_Figure collection entries_.
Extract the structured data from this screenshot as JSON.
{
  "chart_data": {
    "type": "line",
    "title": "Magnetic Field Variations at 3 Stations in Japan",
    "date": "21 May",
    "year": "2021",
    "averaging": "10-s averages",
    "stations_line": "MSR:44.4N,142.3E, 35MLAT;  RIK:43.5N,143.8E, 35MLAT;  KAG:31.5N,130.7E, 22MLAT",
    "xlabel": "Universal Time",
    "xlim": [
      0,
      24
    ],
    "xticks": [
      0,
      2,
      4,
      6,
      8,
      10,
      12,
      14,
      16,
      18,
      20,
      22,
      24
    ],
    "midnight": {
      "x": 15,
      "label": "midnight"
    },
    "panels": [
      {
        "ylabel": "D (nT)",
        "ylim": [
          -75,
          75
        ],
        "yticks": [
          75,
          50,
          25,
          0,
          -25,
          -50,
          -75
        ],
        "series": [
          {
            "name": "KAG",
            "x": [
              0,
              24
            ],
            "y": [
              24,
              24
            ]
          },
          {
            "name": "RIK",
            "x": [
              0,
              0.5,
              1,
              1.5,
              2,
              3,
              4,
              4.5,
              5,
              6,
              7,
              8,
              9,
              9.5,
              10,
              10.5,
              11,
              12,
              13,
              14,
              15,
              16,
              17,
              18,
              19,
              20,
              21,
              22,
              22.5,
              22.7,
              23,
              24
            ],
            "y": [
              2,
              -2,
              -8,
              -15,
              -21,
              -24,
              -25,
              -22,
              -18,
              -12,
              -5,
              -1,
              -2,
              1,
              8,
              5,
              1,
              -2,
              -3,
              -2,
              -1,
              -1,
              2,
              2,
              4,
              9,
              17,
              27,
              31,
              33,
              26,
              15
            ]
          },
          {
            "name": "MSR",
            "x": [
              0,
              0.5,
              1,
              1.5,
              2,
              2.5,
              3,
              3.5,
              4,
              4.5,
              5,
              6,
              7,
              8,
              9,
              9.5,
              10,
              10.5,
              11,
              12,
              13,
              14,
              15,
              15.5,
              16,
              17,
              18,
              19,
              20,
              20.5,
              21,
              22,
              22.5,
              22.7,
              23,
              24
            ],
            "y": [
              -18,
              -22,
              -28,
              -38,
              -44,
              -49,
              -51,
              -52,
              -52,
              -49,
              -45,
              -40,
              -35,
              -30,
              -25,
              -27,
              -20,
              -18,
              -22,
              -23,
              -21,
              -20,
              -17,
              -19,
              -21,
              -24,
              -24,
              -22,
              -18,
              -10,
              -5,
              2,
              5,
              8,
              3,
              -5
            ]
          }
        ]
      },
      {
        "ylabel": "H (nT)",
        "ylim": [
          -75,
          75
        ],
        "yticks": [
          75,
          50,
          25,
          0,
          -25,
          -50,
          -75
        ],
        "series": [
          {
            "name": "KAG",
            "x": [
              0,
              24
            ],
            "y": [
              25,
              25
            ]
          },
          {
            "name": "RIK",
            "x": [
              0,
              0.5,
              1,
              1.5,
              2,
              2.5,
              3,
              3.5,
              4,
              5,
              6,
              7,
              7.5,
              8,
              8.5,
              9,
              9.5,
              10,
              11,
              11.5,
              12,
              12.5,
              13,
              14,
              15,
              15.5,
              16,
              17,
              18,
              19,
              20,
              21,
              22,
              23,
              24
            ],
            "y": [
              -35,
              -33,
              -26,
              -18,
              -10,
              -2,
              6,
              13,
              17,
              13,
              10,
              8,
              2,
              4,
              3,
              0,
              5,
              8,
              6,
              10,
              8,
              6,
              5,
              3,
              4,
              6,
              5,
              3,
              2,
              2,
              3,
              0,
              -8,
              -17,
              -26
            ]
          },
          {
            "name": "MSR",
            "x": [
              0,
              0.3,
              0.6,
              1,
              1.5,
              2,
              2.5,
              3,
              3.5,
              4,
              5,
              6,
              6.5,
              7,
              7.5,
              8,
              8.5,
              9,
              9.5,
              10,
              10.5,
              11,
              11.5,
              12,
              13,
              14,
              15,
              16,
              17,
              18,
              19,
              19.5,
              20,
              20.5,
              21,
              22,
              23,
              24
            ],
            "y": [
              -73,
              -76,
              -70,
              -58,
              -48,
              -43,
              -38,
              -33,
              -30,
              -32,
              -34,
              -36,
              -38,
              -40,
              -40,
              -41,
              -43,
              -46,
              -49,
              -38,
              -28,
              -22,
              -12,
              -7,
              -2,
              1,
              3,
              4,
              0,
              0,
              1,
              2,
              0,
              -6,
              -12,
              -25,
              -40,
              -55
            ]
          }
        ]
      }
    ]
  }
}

_What to do_. Transcribe the material above word for word.

_Expected answer_.
Extract the structured data from this screenshot as JSON.
{
  "chart_data": {
    "type": "line",
    "title": "Magnetic Field Variations at 3 Stations in Japan",
    "date": "21 May",
    "year": "2021",
    "averaging": "10-s averages",
    "stations_line": "MSR:44.4N,142.3E, 35MLAT;  RIK:43.5N,143.8E, 35MLAT;  KAG:31.5N,130.7E, 22MLAT",
    "xlabel": "Universal Time",
    "xlim": [
      0,
      24
    ],
    "xticks": [
      0,
      2,
      4,
      6,
      8,
      10,
      12,
      14,
      16,
      18,
      20,
      22,
      24
    ],
    "midnight": {
      "x": 15,
      "label": "midnight"
    },
    "panels": [
      {
        "ylabel": "D (nT)",
        "ylim": [
          -75,
          75
        ],
        "yticks": [
          75,
          50,
          25,
          0,
          -25,
          -50,
          -75
        ],
        "series": [
          {
            "name": "KAG",
            "x": [
              0,
              24
            ],
            "y": [
              24,
              24
            ]
          },
          {
            "name": "RIK",
            "x": [
              0,
              0.5,
              1,
              1.5,
              2,
              3,
              4,
              4.5,
              5,
              6,
              7,
              8,
              9,
              9.5,
              10,
              10.5,
              11,
              12,
              13,
              14,
              15,
              16,
              17,
              18,
              19,
              20,
              21,
              22,
              22.5,
              22.7,
              23,
              24
            ],
            "y": [
              2,
              -2,
              -8,
              -15,
              -21,
              -24,
              -25,
              -22,
              -18,
              -12,
              -5,
              -1,
              -2,
              1,
              8,
              5,
              1,
              -2,
              -3,
              -2,
              -1,
              -1,
              2,
              2,
              4,
              9,
              17,
              27,
              31,
              33,
              26,
              15
            ]
          },
          {
            "name": "MSR",
            "x": [
              0,
              0.5,
              1,
              1.5,
              2,
              2.5,
              3,
              3.5,
              4,
              4.5,
              5,
              6,
              7,
              8,
              9,
              9.5,
              10,
              10.5,
              11,
              12,
              13,
              14,
              15,
              15.5,
              16,
              17,
              18,
              19,
              20,
              20.5,
              21,
              22,
              22.5,
              22.7,
              23,
              24
            ],
            "y": [
              -18,
              -22,
              -28,
              -38,
              -44,
              -49,
              -51,
              -52,
              -52,
              -49,
              -45,
              -40,
              -35,
              -30,
              -25,
              -27,
              -20,
              -18,
              -22,
              -23,
              -21,
              -20,
              -17,
              -19,
              -21,
              -24,
              -24,
              -22,
              -18,
              -10,
              -5,
              2,
              5,
              8,
              3,
              -5
            ]
          }
        ]
      },
      {
        "ylabel": "H (nT)",
        "ylim": [
          -75,
          75
        ],
        "yticks": [
          75,
          50,
          25,
          0,
          -25,
          -50,
          -75
        ],
        "series": [
          {
            "name": "KAG",
            "x": [
              0,
              24
            ],
            "y": [
              25,
              25
            ]
          },
          {
            "name": "RIK",
            "x": [
              0,
              0.5,
              1,
              1.5,
              2,
              2.5,
              3,
              3.5,
              4,
              5,
              6,
              7,
              7.5,
              8,
              8.5,
              9,
              9.5,
              10,
              11,
              11.5,
              12,
              12.5,
              13,
              14,
              15,
              15.5,
              16,
              17,
              18,
              19,
              20,
              21,
              22,
              23,
              24
            ],
            "y": [
              -35,
              -33,
              -26,
              -18,
              -10,
              -2,
              6,
              13,
              17,
              13,
              10,
              8,
              2,
              4,
              3,
              0,
              5,
              8,
              6,
              10,
              8,
              6,
              5,
              3,
              4,
              6,
              5,
              3,
              2,
              2,
              3,
              0,
              -8,
              -17,
              -26
            ]
          },
          {
            "name": "MSR",
            "x": [
              0,
              0.3,
              0.6,
              1,
              1.5,
              2,
              2.5,
              3,
              3.5,
              4,
              5,
              6,
              6.5,
              7,
              7.5,
              8,
              8.5,
              9,
              9.5,
              10,
              10.5,
              11,
              11.5,
              12,
              13,
              14,
              15,
              16,
              17,
              18,
              19,
              19.5,
              20,
              20.5,
              21,
              22,
              23,
              24
            ],
            "y": [
              -73,
              -76,
              -70,
              -58,
              -48,
              -43,
              -38,
              -33,
              -30,
              -32,
              -34,
              -36,
              -38,
              -40,
              -40,
              -41,
              -43,
              -46,
              -49,
              -38,
              -28,
              -22,
              -12,
              -7,
              -2,
              1,
              3,
              4,
              0,
              0,
              1,
              2,
              0,
              -6,
              -12,
              -25,
              -40,
              -55
            ]
          }
        ]
      }
    ]
  }
}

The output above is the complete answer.